### BRIEF
Every entry that follows needs to be repeated exactly.

>> begin DATA FOR THE TASK

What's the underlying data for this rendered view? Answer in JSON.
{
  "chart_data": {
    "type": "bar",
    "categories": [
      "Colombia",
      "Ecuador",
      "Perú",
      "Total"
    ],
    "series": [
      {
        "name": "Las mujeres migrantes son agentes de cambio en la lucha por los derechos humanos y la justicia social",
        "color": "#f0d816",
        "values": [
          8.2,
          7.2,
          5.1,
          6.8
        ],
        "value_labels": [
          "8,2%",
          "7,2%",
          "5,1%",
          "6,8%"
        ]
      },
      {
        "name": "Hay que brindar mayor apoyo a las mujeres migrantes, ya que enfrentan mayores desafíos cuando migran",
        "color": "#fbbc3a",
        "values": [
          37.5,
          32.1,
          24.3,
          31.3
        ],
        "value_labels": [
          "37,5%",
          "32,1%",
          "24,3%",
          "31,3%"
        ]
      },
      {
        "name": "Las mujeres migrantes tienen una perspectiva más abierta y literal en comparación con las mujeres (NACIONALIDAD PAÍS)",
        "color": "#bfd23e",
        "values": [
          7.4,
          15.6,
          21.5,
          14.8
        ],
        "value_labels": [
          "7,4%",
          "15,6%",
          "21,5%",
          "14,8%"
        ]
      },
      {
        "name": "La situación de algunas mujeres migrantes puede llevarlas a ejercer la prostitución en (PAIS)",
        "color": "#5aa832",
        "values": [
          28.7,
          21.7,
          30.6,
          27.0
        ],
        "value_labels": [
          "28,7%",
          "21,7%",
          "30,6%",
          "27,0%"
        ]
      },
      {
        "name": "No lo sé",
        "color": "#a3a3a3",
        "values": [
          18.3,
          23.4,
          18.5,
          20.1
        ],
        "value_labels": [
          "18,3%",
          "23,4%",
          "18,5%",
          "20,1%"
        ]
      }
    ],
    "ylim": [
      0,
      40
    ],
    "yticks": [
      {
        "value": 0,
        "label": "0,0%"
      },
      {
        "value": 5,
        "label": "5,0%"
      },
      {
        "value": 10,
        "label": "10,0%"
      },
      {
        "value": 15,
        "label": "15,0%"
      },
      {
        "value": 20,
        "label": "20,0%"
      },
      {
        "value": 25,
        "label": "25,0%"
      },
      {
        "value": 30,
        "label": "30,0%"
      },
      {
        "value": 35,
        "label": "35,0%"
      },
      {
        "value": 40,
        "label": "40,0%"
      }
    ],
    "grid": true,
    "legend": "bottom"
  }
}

>> end DATA FOR THE TASK

### EXERCISE RESULT
What's the underlying data for this rendered view? Answer in JSON.
{
  "chart_data": {
    "type": "bar",
    "categories": [
      "Colombia",
      "Ecuador",
      "Perú",
      "Total"
    ],
    "series": [
      {
        "name": "Las mujeres migrantes son agentes de cambio en la lucha por los derechos humanos y la justicia social",
        "color": "#f0d816",
        "values": [
          8.2,
          7.2,
          5.1,
          6.8
        ],
        "value_labels": [
          "8,2%",
          "7,2%",
          "5,1%",
          "6,8%"
        ]
      },
      {
        "name": "Hay que brindar mayor apoyo a las mujeres migrantes, ya que enfrentan mayores desafíos cuando migran",
        "color": "#fbbc3a",
        "values": [
          37.5,
          32.1,
          24.3,
          31.3
        ],
        "value_labels": [
          "37,5%",
          "32,1%",
          "24,3%",
          "31,3%"
        ]
      },
      {
        "name": "Las mujeres migrantes tienen una perspectiva más abierta y literal en comparación con las mujeres (NACIONALIDAD PAÍS)",
        "color": "#bfd23e",
        "values": [
          7.4,
          15.6,
          21.5,
          14.8
        ],
        "value_labels": [
          "7,4%",
          "15,6%",
          "21,5%",
          "14,8%"
        ]
      },
      {
        "name": "La situación de algunas mujeres migrantes puede llevarlas a ejercer la prostitución en (PAIS)",
        "color": "#5aa832",
        "values": [
          28.7,
          21.7,
          30.6,
          27.0
        ],
        "value_labels": [
          "28,7%",
          "21,7%",
          "30,6%",
          "27,0%"
        ]
      },
      {
        "name": "No lo sé",
        "color": "#a3a3a3",
        "values": [
          18.3,
          23.4,
          18.5,
          20.1
        ],
        "value_labels": [
          "18,3%",
          "23,4%",
          "18,5%",
          "20,1%"
        ]
      }
    ],
    "ylim": [
      0,
      40
    ],
    "yticks": [
      {
        "value": 0,
        "label": "0,0%"
      },
      {
        "value": 5,
        "label": "5,0%"
      },
      {
        "value": 10,
        "label": "10,0%"
      },
      {
        "value": 15,
        "label": "15,0%"
      },
      {
        "value": 20,
        "label": "20,0%"
      },
      {
        "value": 25,
        "label": "25,0%"
      },
      {
        "value": 30,
        "label": "30,0%"
      },
      {
        "value": 35,
        "label": "35,0%"
      },
      {
        "value": 40,
        "label": "40,0%"
      }
    ],
    "grid": true,
    "legend": "bottom"
  }
}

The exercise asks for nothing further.